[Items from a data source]
• • • • • • •

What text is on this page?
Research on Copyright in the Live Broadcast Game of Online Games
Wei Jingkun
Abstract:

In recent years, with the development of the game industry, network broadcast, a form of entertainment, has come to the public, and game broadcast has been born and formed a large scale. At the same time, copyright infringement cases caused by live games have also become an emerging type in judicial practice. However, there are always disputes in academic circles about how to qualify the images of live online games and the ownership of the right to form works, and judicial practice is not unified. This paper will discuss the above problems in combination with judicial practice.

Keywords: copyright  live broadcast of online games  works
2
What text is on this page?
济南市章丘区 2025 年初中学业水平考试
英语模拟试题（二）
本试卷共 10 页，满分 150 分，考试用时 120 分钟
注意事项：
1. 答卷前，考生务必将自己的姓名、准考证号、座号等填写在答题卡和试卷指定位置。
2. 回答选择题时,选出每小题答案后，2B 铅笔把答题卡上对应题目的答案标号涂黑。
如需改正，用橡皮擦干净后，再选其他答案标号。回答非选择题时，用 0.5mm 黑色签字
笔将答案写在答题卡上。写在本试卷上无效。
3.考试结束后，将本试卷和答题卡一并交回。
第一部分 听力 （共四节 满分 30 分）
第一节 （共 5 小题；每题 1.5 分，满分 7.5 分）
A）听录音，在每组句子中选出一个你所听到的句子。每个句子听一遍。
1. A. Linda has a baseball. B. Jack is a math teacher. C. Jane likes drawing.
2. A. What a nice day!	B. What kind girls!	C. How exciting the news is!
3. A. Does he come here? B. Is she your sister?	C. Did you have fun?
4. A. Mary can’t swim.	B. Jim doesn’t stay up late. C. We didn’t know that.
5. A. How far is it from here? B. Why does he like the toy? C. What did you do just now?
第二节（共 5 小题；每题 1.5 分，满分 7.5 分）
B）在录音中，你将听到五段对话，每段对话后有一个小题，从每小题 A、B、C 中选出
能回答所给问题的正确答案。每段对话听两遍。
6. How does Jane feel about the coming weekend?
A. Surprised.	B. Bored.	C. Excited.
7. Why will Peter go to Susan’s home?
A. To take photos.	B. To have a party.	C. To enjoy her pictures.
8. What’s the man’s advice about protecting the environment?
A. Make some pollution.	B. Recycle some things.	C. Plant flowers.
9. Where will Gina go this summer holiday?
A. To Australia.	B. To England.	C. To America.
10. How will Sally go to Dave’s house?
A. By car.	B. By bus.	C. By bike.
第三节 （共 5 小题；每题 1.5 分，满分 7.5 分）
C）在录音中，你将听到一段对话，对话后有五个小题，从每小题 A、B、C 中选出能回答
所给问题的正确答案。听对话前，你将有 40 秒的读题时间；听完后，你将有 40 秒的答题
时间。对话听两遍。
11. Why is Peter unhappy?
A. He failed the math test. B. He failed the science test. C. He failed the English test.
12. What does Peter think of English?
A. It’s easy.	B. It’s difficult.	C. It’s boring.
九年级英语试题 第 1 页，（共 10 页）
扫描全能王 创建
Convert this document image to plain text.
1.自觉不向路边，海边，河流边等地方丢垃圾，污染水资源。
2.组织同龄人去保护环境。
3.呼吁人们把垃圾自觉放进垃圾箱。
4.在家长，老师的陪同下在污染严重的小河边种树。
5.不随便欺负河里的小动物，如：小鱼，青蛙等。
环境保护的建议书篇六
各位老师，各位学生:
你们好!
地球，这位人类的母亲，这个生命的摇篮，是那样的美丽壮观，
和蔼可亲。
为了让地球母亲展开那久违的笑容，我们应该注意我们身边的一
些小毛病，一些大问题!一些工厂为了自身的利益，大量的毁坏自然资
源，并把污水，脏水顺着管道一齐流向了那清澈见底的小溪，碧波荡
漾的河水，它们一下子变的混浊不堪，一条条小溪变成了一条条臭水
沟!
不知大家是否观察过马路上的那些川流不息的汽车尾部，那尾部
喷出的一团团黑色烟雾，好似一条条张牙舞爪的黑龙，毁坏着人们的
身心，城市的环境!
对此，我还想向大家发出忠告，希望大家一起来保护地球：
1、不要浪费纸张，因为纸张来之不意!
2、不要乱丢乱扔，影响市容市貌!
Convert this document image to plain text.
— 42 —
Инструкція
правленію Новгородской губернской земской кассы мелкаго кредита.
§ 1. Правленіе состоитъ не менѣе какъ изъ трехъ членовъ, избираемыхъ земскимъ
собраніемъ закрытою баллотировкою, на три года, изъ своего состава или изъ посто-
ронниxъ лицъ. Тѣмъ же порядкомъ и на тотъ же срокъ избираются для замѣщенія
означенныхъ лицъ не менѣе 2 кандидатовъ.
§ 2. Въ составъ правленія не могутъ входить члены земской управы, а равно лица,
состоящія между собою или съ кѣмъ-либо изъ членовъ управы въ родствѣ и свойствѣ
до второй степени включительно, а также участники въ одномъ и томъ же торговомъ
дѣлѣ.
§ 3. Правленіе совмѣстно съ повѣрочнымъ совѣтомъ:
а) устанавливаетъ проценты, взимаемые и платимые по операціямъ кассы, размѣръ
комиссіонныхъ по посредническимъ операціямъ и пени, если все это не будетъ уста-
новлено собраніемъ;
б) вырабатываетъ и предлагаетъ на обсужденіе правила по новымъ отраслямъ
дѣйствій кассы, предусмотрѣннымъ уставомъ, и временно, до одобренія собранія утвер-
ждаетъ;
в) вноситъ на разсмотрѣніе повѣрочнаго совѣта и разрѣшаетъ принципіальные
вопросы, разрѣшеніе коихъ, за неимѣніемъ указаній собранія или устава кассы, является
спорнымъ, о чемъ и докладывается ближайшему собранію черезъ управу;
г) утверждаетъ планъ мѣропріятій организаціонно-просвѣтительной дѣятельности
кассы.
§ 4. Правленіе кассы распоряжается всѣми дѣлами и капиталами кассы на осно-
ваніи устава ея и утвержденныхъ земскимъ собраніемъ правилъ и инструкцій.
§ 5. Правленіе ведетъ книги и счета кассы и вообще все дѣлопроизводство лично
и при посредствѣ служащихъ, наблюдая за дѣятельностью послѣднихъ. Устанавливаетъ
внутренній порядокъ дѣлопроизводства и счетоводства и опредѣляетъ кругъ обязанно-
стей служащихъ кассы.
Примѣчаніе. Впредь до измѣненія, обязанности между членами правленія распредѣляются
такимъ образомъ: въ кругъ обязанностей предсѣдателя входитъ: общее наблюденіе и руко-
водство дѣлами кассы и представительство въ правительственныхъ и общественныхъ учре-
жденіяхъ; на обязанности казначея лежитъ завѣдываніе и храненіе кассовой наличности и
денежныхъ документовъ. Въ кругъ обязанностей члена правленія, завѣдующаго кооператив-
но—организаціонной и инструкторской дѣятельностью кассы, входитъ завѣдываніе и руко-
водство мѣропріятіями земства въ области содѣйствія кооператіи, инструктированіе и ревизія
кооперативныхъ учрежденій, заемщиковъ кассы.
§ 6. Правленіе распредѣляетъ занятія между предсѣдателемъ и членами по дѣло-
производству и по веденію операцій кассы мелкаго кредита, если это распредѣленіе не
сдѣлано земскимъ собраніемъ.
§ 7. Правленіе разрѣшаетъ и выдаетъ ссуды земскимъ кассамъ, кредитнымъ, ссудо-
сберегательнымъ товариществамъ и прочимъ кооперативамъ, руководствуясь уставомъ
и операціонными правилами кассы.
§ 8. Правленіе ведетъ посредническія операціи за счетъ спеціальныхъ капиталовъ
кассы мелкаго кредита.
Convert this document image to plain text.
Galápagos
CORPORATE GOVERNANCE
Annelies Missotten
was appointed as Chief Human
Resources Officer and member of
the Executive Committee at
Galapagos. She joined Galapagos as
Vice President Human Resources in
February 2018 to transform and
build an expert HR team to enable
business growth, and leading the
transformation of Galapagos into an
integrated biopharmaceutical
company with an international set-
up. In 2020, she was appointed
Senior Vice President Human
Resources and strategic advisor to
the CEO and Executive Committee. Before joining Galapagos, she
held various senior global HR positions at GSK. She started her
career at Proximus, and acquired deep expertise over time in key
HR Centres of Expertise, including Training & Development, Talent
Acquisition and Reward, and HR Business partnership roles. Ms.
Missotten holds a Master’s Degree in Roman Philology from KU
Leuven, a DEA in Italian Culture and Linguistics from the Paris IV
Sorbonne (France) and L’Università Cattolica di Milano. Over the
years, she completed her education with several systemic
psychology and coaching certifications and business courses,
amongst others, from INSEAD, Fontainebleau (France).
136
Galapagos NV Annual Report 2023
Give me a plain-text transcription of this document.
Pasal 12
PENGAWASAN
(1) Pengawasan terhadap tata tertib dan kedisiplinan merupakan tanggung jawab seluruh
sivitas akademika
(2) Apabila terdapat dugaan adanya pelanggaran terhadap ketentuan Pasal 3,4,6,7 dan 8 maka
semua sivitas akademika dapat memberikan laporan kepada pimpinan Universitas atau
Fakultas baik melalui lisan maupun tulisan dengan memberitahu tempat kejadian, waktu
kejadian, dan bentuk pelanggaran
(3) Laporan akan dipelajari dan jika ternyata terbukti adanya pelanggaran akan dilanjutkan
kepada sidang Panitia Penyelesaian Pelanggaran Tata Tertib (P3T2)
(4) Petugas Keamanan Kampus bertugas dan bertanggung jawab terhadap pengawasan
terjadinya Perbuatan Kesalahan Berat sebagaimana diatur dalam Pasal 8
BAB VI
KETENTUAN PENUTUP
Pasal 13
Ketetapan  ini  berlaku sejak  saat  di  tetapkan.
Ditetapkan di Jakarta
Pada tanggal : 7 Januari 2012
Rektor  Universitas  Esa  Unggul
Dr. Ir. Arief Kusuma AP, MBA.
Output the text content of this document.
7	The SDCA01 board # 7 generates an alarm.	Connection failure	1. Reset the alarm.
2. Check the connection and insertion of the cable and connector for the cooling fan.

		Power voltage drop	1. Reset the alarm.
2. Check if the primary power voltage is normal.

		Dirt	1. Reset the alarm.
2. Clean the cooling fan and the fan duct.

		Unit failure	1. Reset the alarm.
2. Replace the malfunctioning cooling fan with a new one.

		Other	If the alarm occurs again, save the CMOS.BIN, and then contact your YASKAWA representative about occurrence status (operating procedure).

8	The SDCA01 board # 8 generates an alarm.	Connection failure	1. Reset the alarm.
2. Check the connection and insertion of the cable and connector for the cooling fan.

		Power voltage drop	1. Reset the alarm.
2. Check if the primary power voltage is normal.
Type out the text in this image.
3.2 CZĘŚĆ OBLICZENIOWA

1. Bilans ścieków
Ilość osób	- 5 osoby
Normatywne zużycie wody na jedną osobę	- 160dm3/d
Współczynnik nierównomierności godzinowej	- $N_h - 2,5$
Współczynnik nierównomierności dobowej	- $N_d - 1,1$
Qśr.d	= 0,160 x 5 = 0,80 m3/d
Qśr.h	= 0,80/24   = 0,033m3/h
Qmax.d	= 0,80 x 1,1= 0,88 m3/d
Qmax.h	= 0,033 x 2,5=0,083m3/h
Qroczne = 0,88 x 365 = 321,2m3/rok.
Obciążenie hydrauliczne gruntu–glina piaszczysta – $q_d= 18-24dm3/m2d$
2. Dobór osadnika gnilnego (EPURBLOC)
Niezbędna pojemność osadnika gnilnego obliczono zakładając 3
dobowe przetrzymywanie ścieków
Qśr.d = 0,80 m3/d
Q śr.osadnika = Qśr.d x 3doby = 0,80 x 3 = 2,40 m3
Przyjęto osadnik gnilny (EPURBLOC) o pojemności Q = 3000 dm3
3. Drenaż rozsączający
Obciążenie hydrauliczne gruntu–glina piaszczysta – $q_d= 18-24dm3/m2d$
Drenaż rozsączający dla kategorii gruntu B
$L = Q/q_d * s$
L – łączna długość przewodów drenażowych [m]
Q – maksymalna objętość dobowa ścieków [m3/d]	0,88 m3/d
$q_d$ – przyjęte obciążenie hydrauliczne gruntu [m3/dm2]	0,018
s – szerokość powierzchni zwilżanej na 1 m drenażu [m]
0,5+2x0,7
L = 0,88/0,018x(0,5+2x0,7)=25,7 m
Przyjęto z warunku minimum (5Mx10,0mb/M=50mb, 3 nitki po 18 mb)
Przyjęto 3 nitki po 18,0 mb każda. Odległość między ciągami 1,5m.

• • • • • • •

#### The problem
Work out how many lines above contain the word "gnilnego". Give only the number.

#### Response to this task
2